Directions for this task:
Write out every entry word for word.

Entries provided:
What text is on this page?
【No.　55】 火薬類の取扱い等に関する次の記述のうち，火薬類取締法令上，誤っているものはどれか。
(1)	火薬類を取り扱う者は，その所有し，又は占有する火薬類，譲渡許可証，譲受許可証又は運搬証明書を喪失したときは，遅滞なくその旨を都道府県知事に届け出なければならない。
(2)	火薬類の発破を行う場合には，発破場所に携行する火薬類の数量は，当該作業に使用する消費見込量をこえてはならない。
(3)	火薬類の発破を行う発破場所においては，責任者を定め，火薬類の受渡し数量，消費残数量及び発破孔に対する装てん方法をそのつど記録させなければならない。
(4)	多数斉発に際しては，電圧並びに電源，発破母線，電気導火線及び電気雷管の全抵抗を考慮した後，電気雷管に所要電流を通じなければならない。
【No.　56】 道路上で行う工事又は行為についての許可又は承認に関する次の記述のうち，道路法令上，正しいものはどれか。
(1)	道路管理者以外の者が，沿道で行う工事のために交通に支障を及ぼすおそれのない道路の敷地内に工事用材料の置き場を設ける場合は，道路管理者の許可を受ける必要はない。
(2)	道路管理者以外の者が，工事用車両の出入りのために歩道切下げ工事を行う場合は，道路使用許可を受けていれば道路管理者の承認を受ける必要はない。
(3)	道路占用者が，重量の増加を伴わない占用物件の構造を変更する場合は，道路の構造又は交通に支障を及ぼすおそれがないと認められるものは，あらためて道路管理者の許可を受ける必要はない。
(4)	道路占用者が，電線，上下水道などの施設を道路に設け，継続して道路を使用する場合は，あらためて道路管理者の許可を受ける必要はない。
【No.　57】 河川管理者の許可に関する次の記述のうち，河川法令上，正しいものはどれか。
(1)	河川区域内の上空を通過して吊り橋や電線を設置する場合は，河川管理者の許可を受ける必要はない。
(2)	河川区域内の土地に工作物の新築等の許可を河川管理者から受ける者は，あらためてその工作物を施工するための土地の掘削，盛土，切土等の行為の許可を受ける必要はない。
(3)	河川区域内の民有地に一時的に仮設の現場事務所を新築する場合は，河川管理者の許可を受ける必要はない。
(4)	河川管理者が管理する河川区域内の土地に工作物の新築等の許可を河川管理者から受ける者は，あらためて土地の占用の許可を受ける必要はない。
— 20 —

Written solution:
What text is on this page?
【No.　55】 火薬類の取扱い等に関する次の記述のうち，火薬類取締法令上，誤っているものはどれか。
(1)	火薬類を取り扱う者は，その所有し，又は占有する火薬類，譲渡許可証，譲受許可証又は運搬証明書を喪失したときは，遅滞なくその旨を都道府県知事に届け出なければならない。
(2)	火薬類の発破を行う場合には，発破場所に携行する火薬類の数量は，当該作業に使用する消費見込量をこえてはならない。
(3)	火薬類の発破を行う発破場所においては，責任者を定め，火薬類の受渡し数量，消費残数量及び発破孔に対する装てん方法をそのつど記録させなければならない。
(4)	多数斉発に際しては，電圧並びに電源，発破母線，電気導火線及び電気雷管の全抵抗を考慮した後，電気雷管に所要電流を通じなければならない。
【No.　56】 道路上で行う工事又は行為についての許可又は承認に関する次の記述のうち，道路法令上，正しいものはどれか。
(1)	道路管理者以外の者が，沿道で行う工事のために交通に支障を及ぼすおそれのない道路の敷地内に工事用材料の置き場を設ける場合は，道路管理者の許可を受ける必要はない。
(2)	道路管理者以外の者が，工事用車両の出入りのために歩道切下げ工事を行う場合は，道路使用許可を受けていれば道路管理者の承認を受ける必要はない。
(3)	道路占用者が，重量の増加を伴わない占用物件の構造を変更する場合は，道路の構造又は交通に支障を及ぼすおそれがないと認められるものは，あらためて道路管理者の許可を受ける必要はない。
(4)	道路占用者が，電線，上下水道などの施設を道路に設け，継続して道路を使用する場合は，あらためて道路管理者の許可を受ける必要はない。
【No.　57】 河川管理者の許可に関する次の記述のうち，河川法令上，正しいものはどれか。
(1)	河川区域内の上空を通過して吊り橋や電線を設置する場合は，河川管理者の許可を受ける必要はない。
(2)	河川区域内の土地に工作物の新築等の許可を河川管理者から受ける者は，あらためてその工作物を施工するための土地の掘削，盛土，切土等の行為の許可を受ける必要はない。
(3)	河川区域内の民有地に一時的に仮設の現場事務所を新築する場合は，河川管理者の許可を受ける必要はない。
(4)	河川管理者が管理する河川区域内の土地に工作物の新築等の許可を河川管理者から受ける者は，あらためて土地の占用の許可を受ける必要はない。
— 20 —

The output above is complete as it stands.